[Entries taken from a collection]
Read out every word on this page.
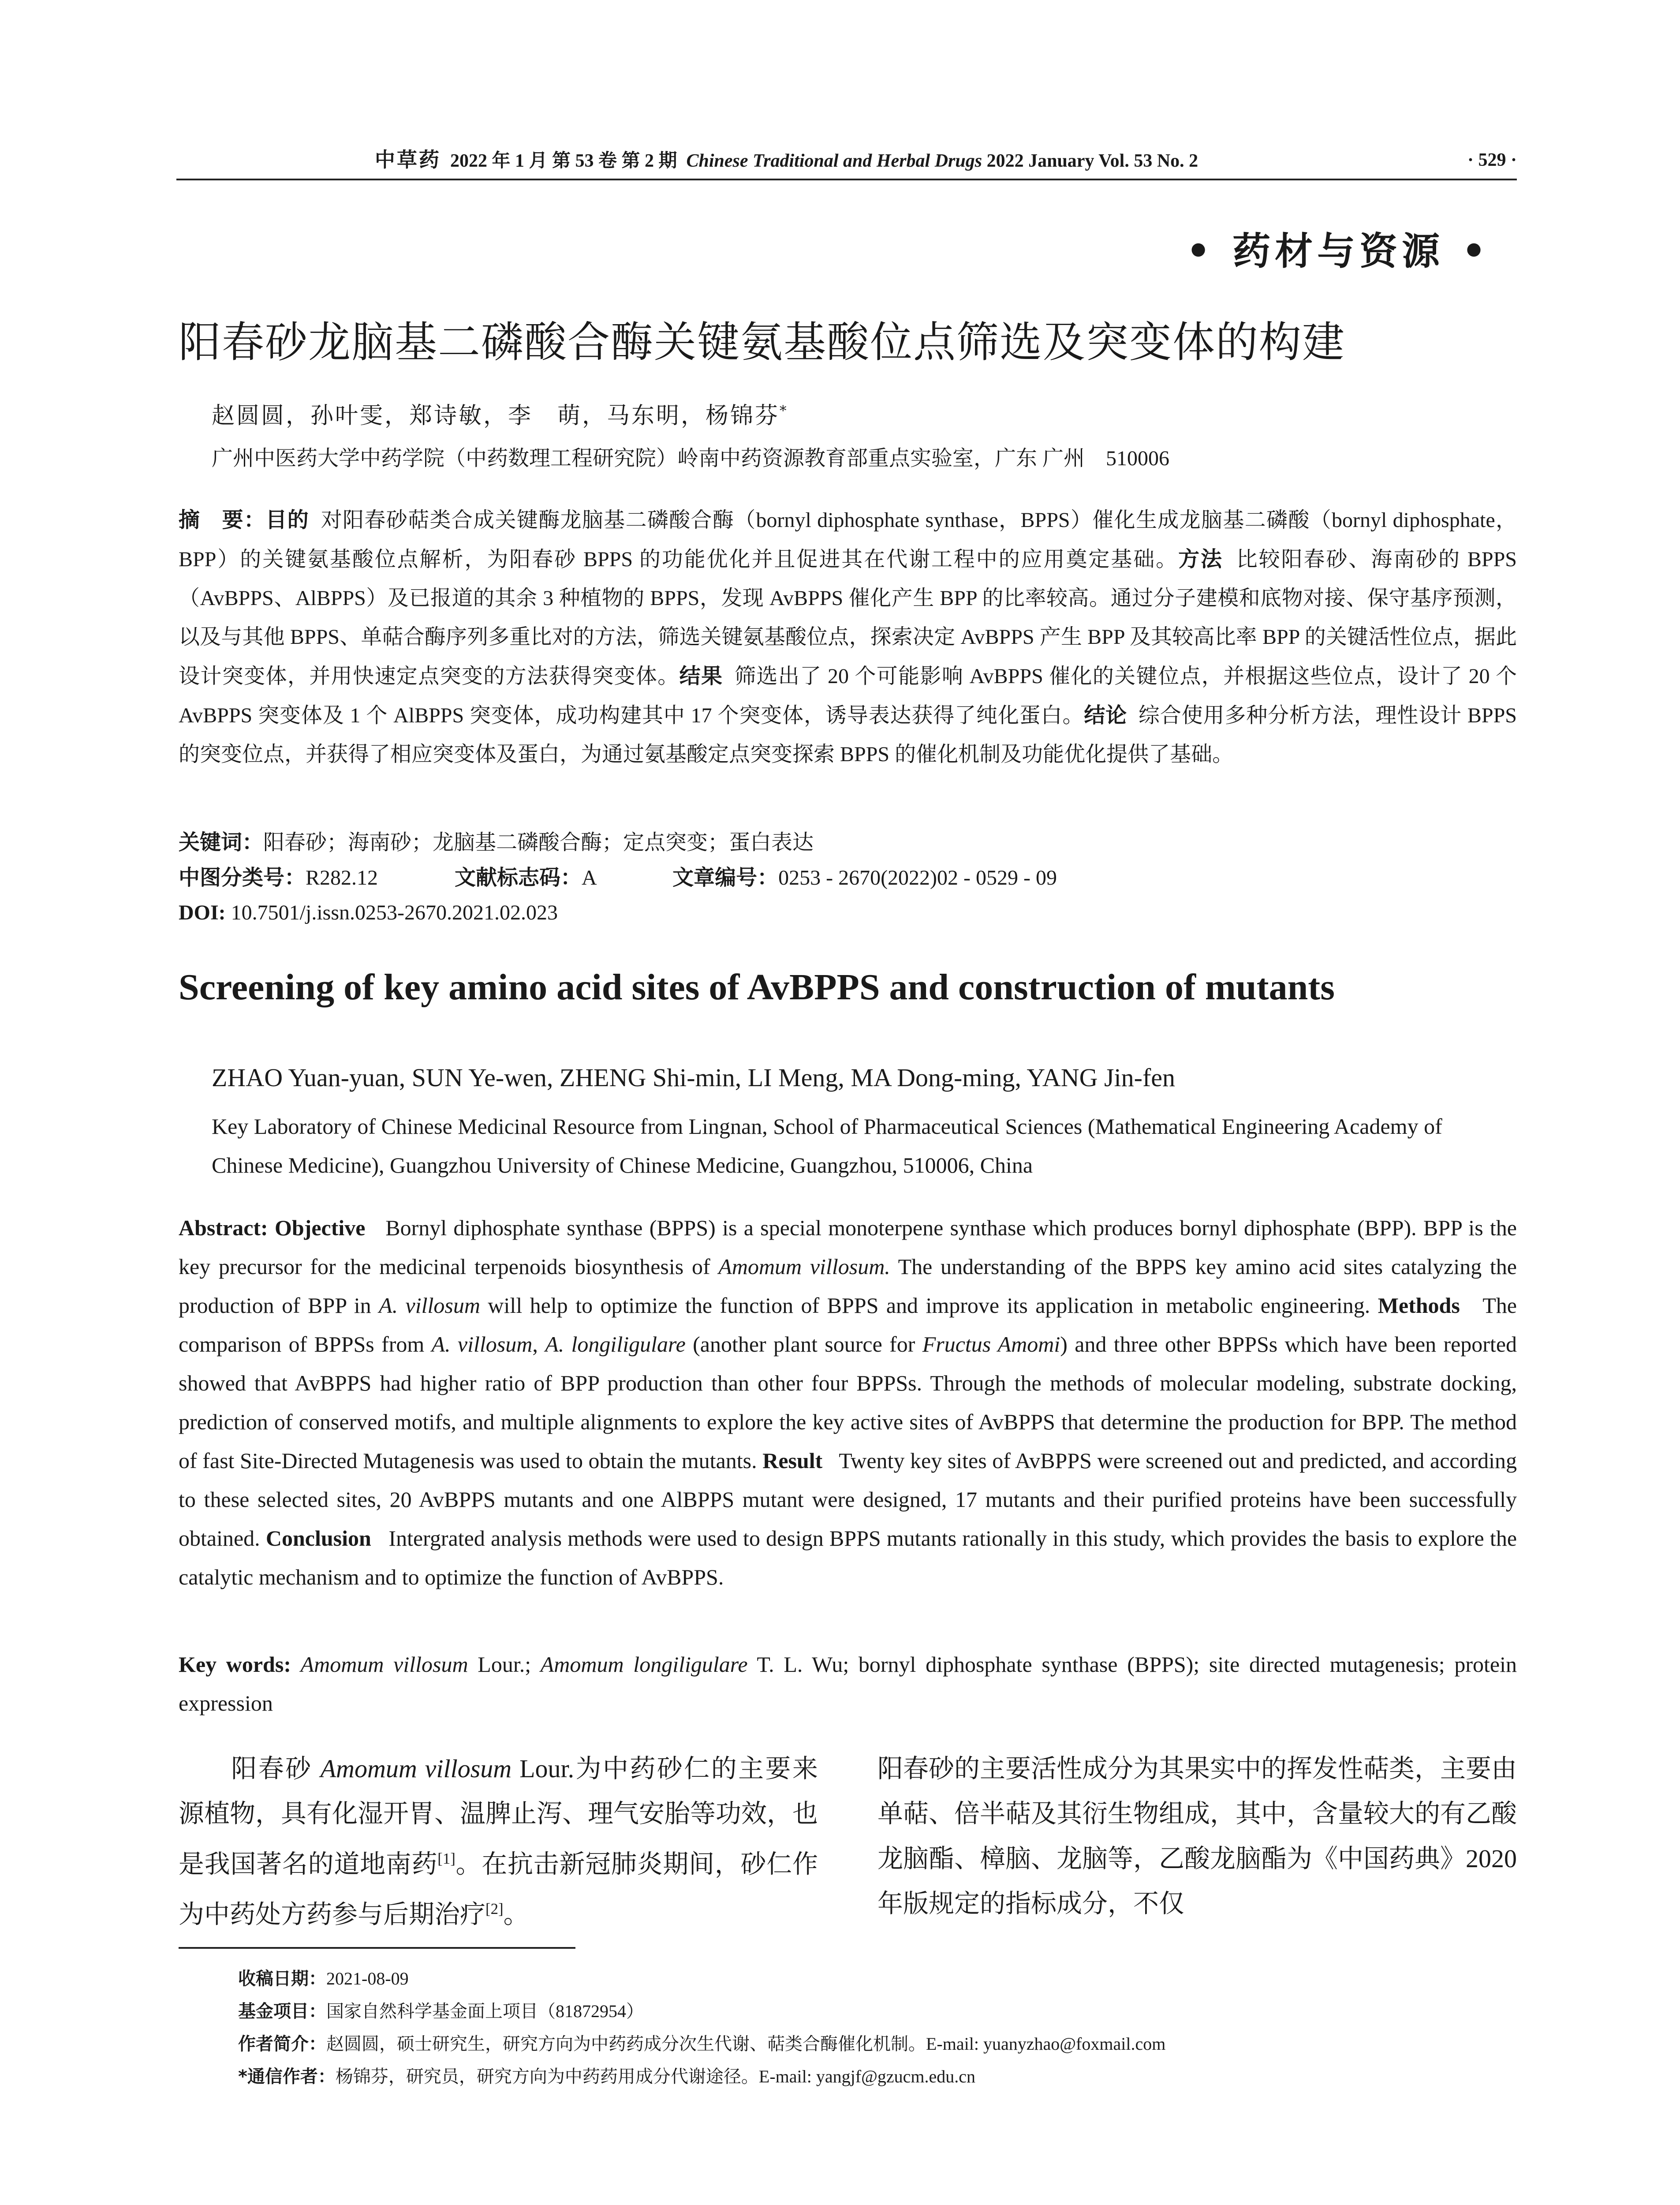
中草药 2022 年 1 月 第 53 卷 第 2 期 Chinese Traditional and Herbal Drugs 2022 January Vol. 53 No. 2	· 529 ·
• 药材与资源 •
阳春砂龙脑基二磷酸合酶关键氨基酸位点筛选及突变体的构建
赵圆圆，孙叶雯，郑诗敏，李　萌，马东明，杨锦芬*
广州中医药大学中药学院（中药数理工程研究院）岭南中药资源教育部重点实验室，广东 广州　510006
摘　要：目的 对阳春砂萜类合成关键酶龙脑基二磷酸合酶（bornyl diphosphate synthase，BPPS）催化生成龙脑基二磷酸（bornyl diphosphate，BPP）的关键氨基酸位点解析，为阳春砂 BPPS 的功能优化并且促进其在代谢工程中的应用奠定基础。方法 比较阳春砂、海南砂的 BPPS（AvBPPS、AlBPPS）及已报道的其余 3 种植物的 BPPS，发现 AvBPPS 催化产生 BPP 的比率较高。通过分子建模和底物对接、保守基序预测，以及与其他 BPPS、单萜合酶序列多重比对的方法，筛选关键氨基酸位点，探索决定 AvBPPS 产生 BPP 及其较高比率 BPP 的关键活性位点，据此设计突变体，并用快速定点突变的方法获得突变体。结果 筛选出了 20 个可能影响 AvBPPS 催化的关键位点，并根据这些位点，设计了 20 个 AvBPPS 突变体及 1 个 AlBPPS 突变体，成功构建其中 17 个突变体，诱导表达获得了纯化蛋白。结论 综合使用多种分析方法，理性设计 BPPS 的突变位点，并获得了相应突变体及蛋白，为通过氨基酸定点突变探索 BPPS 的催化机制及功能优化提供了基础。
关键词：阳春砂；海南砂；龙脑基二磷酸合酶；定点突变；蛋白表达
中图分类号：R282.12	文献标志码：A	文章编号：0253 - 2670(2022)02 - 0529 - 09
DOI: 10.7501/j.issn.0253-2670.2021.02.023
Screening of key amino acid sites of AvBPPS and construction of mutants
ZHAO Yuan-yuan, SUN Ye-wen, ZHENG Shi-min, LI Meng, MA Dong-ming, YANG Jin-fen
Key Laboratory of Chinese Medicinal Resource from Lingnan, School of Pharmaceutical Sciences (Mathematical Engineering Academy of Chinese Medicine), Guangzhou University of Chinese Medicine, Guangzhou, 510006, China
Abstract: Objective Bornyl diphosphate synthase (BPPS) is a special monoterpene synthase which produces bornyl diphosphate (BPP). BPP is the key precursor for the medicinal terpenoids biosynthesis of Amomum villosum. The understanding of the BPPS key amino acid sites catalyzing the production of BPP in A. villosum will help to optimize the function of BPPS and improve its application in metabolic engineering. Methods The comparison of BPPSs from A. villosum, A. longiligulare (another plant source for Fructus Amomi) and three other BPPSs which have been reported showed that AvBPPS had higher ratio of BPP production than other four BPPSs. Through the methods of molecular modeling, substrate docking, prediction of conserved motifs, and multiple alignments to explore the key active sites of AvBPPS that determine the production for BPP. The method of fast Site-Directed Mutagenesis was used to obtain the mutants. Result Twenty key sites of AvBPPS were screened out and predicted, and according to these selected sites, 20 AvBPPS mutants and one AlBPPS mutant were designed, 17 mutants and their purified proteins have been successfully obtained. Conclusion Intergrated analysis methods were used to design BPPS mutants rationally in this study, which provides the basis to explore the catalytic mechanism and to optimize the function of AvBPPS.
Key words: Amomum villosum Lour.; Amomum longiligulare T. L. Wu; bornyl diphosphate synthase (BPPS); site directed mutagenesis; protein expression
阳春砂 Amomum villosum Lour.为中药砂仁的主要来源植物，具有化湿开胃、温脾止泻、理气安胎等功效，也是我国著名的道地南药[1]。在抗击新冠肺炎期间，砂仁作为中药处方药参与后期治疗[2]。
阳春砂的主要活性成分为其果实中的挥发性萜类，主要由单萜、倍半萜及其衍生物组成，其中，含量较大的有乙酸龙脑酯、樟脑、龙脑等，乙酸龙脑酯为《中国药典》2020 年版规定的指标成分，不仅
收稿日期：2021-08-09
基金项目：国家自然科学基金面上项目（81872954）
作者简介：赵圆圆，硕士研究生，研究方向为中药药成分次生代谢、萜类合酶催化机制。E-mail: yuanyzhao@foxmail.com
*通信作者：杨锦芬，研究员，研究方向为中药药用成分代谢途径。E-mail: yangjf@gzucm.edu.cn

◆ **Task directions**: Pull out every line of the entries that includes the word "Lour".

◆ **Answer box**:
Key words: Amomum villosum Lour.; Amomum longiligulare T. L. Wu; bornyl diphosphate synthase (BPPS); site directed mutagenesis; protein expression
阳春砂 Amomum villosum Lour.为中药砂仁的主要来源植物，具有化湿开胃、温脾止泻、理气安胎等功效，也是我国著名的道地南药[1]。在抗击新冠肺炎期间，砂仁作为中药处方药参与后期治疗[2]。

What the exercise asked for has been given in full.